Objective: Go through the listing below and list every line with "nhau".

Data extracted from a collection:
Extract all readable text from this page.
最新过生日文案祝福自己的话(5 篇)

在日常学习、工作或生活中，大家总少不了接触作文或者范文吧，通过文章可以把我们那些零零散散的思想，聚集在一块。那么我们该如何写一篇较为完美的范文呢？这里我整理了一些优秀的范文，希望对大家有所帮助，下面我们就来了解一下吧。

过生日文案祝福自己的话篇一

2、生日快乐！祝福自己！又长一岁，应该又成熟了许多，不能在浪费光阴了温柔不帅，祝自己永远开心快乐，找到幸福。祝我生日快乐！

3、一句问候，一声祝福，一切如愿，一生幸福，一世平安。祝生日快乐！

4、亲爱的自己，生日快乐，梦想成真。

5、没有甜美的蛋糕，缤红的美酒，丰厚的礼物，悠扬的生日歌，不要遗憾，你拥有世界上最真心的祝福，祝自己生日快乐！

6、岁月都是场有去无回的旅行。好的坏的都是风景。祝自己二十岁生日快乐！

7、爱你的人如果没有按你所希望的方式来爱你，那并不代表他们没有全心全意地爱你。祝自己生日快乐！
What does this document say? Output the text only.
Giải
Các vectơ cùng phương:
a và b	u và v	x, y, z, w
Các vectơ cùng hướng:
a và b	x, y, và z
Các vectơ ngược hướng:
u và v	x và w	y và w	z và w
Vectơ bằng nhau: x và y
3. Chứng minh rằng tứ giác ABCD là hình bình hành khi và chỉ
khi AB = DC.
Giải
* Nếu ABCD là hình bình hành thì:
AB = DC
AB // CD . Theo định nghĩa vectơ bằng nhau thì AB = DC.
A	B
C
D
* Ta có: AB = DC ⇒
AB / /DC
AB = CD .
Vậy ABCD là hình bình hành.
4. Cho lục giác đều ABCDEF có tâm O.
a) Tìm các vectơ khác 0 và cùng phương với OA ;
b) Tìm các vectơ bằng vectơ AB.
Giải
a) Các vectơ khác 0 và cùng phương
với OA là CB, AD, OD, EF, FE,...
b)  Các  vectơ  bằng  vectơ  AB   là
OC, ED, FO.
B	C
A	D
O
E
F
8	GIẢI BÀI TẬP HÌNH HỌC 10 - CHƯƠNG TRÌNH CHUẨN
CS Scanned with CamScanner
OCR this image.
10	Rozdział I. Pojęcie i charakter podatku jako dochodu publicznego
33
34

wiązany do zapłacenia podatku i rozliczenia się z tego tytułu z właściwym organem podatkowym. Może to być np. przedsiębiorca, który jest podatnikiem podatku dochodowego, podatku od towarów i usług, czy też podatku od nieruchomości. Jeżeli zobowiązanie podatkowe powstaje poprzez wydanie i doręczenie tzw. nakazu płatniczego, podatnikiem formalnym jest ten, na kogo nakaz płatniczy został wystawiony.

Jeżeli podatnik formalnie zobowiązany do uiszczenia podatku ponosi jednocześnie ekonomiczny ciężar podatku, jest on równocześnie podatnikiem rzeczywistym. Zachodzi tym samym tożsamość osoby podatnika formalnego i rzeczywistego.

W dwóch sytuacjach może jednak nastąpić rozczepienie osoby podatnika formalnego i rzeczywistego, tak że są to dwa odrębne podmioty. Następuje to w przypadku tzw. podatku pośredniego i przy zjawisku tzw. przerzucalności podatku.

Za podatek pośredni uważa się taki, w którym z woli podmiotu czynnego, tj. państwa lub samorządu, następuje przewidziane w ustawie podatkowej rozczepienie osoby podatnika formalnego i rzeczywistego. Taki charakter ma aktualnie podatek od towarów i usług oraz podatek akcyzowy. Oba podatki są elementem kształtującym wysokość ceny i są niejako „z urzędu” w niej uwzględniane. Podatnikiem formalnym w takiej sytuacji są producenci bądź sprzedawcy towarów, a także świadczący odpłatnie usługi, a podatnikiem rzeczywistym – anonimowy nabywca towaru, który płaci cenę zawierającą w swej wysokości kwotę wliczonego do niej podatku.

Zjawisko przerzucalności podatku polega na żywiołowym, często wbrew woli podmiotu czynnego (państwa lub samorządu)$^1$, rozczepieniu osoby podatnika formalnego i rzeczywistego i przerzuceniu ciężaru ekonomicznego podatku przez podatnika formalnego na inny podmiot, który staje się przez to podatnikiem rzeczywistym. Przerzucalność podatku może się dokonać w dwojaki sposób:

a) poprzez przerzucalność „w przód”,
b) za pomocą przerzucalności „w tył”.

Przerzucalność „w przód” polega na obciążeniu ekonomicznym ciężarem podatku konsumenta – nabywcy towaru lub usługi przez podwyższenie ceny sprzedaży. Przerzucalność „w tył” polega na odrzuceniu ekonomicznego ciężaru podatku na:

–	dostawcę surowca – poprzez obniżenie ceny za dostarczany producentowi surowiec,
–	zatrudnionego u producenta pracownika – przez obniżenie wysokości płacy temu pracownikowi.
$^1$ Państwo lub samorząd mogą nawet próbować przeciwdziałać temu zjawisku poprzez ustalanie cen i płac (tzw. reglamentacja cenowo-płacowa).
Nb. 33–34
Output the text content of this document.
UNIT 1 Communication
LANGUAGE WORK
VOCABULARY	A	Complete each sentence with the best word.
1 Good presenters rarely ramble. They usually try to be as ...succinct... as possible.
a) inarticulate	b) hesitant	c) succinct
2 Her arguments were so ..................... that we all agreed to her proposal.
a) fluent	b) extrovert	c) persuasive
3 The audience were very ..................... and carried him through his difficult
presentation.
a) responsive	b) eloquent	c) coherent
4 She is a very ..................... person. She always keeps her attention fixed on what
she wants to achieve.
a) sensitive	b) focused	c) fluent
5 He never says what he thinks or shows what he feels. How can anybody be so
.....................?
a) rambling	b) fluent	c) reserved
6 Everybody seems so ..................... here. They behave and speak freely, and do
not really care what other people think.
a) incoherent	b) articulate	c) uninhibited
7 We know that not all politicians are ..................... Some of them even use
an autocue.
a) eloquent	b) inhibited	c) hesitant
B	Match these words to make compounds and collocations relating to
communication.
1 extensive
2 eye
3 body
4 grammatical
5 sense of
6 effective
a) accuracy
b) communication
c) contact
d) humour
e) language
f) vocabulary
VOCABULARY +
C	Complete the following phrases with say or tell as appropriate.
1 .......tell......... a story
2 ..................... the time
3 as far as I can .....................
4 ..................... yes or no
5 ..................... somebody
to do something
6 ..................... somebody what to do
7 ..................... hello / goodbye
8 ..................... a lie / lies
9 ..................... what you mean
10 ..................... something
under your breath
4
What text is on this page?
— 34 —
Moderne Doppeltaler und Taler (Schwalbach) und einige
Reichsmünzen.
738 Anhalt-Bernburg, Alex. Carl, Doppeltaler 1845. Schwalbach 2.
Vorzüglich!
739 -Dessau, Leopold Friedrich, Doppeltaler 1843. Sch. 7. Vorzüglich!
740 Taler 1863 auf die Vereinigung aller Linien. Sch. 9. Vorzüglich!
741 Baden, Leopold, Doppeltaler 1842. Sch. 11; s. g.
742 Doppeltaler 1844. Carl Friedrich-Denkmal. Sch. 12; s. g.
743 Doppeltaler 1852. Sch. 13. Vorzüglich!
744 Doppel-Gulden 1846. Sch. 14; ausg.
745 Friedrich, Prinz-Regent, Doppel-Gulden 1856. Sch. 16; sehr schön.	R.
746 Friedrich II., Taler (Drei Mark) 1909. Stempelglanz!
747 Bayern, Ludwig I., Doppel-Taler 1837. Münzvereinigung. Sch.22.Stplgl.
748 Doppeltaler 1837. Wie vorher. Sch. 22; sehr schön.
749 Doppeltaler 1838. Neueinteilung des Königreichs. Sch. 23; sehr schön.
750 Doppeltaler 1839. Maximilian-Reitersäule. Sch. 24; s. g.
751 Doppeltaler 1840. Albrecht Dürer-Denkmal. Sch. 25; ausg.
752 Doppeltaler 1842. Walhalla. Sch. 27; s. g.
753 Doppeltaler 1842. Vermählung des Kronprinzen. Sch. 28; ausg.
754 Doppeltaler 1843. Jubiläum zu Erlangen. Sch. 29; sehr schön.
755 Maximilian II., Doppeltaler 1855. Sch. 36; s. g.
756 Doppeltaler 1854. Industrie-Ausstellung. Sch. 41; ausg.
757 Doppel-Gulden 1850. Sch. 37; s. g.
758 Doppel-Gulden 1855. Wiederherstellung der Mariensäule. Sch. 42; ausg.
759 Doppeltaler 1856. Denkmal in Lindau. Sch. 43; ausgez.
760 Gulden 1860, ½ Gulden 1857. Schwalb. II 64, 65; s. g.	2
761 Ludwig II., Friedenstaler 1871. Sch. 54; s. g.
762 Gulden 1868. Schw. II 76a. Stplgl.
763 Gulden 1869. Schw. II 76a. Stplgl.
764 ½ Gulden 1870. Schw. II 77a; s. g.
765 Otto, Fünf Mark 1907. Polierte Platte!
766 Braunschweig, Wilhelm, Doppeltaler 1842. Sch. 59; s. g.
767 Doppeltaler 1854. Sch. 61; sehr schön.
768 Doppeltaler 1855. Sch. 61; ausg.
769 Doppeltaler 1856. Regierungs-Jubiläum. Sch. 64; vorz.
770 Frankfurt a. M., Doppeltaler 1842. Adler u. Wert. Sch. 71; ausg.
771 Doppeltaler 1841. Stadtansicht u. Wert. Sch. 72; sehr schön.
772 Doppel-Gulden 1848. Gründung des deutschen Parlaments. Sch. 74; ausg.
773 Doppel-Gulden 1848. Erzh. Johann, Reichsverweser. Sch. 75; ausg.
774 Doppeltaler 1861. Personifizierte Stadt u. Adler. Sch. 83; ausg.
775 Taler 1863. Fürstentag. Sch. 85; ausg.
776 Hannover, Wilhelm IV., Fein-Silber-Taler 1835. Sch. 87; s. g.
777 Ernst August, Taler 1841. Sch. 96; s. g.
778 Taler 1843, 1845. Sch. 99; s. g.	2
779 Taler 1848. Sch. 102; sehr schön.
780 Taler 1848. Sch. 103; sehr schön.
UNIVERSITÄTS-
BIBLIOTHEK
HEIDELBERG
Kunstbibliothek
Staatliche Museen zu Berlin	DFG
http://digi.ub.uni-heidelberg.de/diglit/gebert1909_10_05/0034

Task solution:
Vectơ bằng nhau: x và y
AB // CD . Theo định nghĩa vectơ bằng nhau thì AB = DC.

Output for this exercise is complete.